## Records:
>>>>
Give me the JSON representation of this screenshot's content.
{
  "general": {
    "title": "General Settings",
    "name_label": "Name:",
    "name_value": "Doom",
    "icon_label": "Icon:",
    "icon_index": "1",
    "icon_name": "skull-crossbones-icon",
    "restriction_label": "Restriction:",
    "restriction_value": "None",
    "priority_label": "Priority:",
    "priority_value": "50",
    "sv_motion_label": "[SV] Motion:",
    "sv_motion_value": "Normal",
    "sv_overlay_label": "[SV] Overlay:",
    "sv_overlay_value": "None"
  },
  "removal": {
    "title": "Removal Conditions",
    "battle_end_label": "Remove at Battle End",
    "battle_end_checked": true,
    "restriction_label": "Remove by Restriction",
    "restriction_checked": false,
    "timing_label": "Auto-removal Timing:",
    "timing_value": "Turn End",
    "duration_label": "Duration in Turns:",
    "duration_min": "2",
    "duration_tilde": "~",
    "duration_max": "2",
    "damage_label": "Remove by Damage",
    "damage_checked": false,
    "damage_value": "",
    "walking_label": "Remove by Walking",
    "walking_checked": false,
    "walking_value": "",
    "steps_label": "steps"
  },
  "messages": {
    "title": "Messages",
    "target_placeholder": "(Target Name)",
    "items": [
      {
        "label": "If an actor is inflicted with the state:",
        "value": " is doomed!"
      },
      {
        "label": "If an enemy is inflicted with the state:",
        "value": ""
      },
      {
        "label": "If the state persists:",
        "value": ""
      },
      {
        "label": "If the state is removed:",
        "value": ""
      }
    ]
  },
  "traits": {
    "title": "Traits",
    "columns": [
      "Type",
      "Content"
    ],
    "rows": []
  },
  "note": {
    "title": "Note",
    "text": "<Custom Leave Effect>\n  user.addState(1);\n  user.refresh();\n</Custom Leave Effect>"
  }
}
<<<<
## WHAT YOU WILL DO:
Scan the listing above. Collect all lines with the word "title".

## EXPECTED ANSWER:
    "title": "General Settings",
    "title": "Removal Conditions",
    "title": "Messages",
    "title": "Traits",
    "title": "Note",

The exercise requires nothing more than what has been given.